-- BEGIN Records supplied --

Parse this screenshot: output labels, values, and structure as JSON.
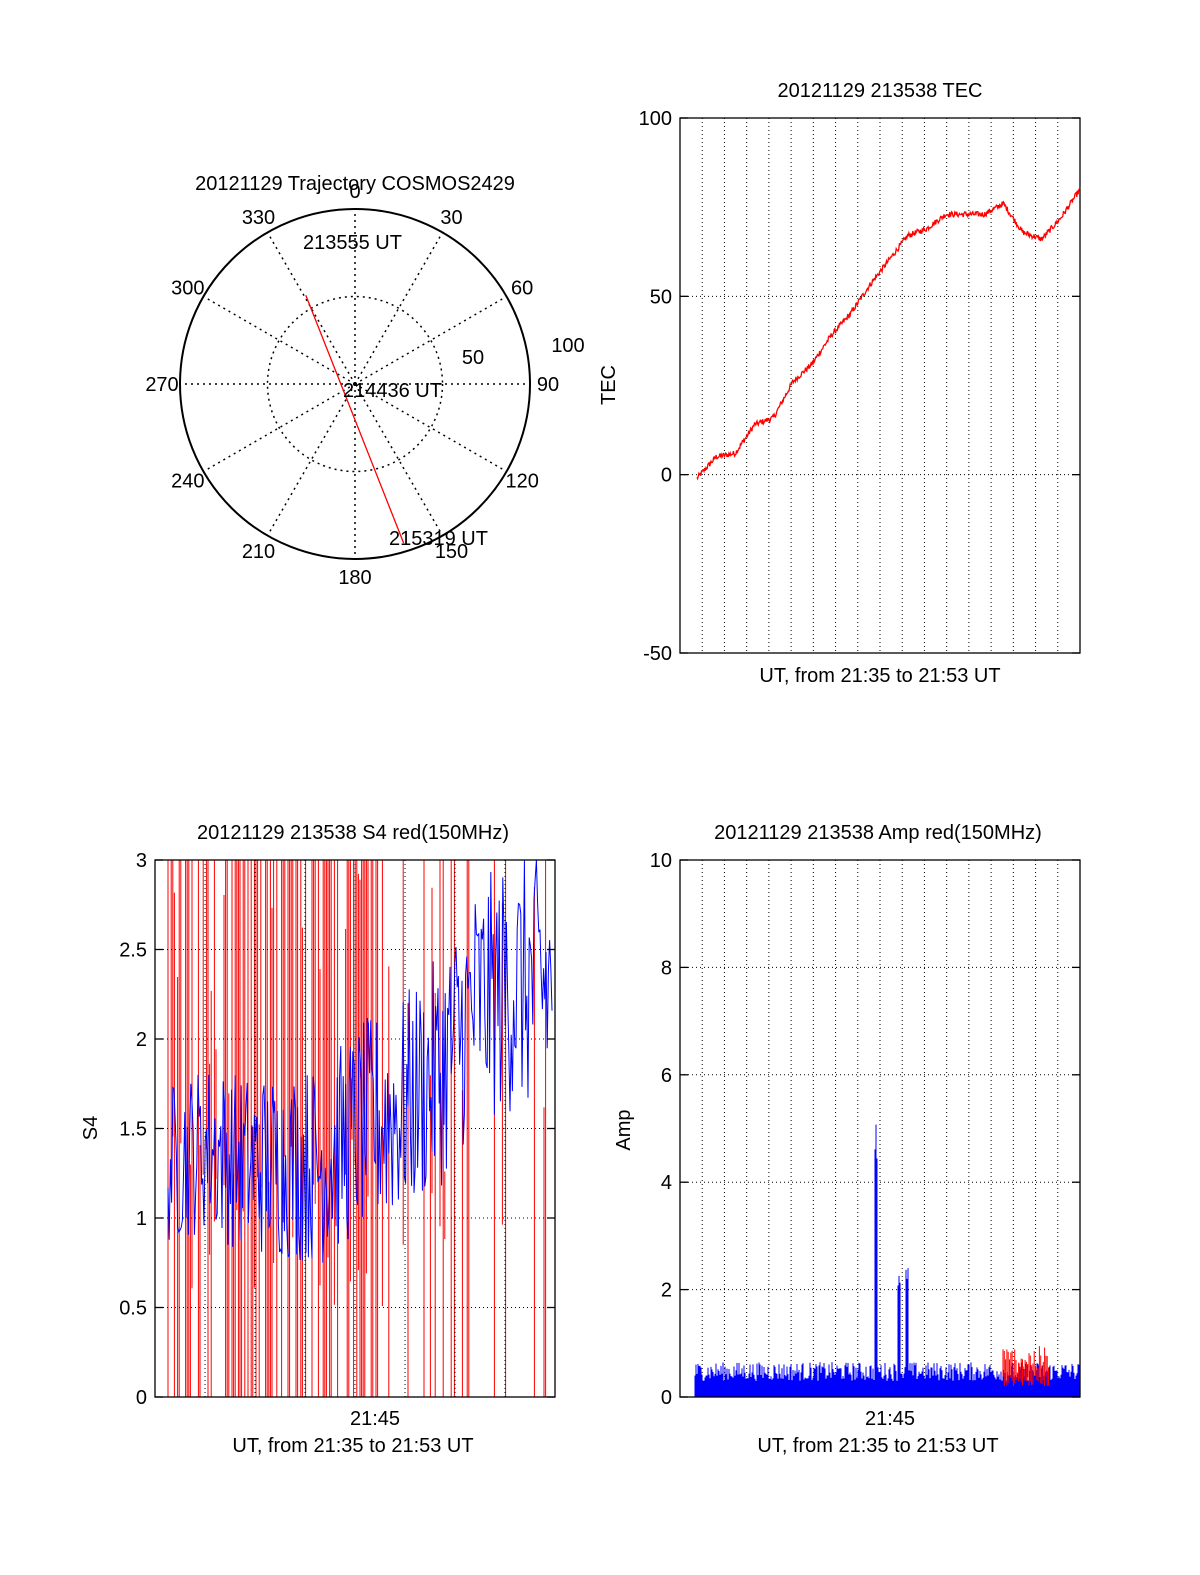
{
  "colors": {
    "red": "#ff0000",
    "blue": "#0000ff",
    "axis": "#000000"
  },
  "chart_data": [
    {
      "type": "polar",
      "title": "20121129 Trajectory COSMOS2429",
      "angle_labels": [
        "0",
        "30",
        "60",
        "90",
        "120",
        "150",
        "180",
        "210",
        "240",
        "270",
        "300",
        "330"
      ],
      "radial_ticks": [
        "50",
        "100"
      ],
      "radial_range": [
        0,
        100
      ],
      "grid": true,
      "series": [
        {
          "color": "red",
          "points": [
            {
              "azimuth": 331,
              "radius": 58
            },
            {
              "azimuth": 163,
              "radius": 95
            }
          ]
        }
      ],
      "annotations": [
        {
          "text": "213555 UT",
          "azimuth": 331,
          "radius": 58
        },
        {
          "text": "214436 UT",
          "azimuth": 0,
          "radius": 0
        },
        {
          "text": "215319 UT",
          "azimuth": 163,
          "radius": 95
        }
      ]
    },
    {
      "type": "line",
      "title": "20121129 213538 TEC",
      "xlabel": "UT, from 21:35 to 21:53 UT",
      "ylabel": "TEC",
      "ylim": [
        -50,
        100
      ],
      "yticks": [
        "-50",
        "0",
        "50",
        "100"
      ],
      "grid": true,
      "series": [
        {
          "color": "red",
          "x": [
            0,
            0.05,
            0.1,
            0.15,
            0.2,
            0.25,
            0.3,
            0.35,
            0.4,
            0.45,
            0.5,
            0.55,
            0.6,
            0.65,
            0.7,
            0.75,
            0.8,
            0.85,
            0.9,
            0.95,
            1.0
          ],
          "y": [
            -1,
            5,
            6,
            14,
            16,
            26,
            31,
            39,
            45,
            53,
            60,
            67,
            69,
            73,
            73,
            73,
            76,
            68,
            66,
            72,
            80
          ]
        }
      ]
    },
    {
      "type": "line",
      "title": "20121129 213538 S4 red(150MHz)",
      "xlabel": "UT, from 21:35 to 21:53 UT",
      "ylabel": "S4",
      "ylim": [
        0,
        3
      ],
      "yticks": [
        "0",
        "0.5",
        "1",
        "1.5",
        "2",
        "2.5",
        "3"
      ],
      "xticks": [
        "21:45"
      ],
      "grid": true,
      "series": [
        {
          "color": "red",
          "pattern": "dense spikes 0-3 throughout, sparser after 21:49"
        },
        {
          "color": "blue",
          "x": [
            0,
            0.1,
            0.2,
            0.3,
            0.4,
            0.5,
            0.6,
            0.7,
            0.8,
            0.9,
            1.0
          ],
          "y": [
            1.3,
            1.4,
            1.3,
            1.3,
            1.3,
            1.5,
            1.6,
            1.8,
            2.2,
            2.3,
            2.3
          ]
        }
      ]
    },
    {
      "type": "line",
      "title": "20121129 213538 Amp red(150MHz)",
      "xlabel": "UT, from 21:35 to 21:53 UT",
      "ylabel": "Amp",
      "ylim": [
        0,
        10
      ],
      "yticks": [
        "0",
        "2",
        "4",
        "6",
        "8",
        "10"
      ],
      "xticks": [
        "21:45"
      ],
      "grid": true,
      "series": [
        {
          "color": "blue",
          "baseline": 0.3,
          "peaks": [
            {
              "x": 0.47,
              "y": 5.1
            },
            {
              "x": 0.53,
              "y": 2.3
            },
            {
              "x": 0.55,
              "y": 2.5
            }
          ]
        },
        {
          "color": "red",
          "baseline": 0.6,
          "range": [
            0.8,
            0.92
          ]
        }
      ]
    }
  ]
}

-- END Records supplied --

*To be done:*
Which lines above hold the word "azimuth"? Copy each of them.

*Completed exercise:*
              "azimuth": 331,
              "azimuth": 163,
          "azimuth": 331,
          "azimuth": 0,
          "azimuth": 163,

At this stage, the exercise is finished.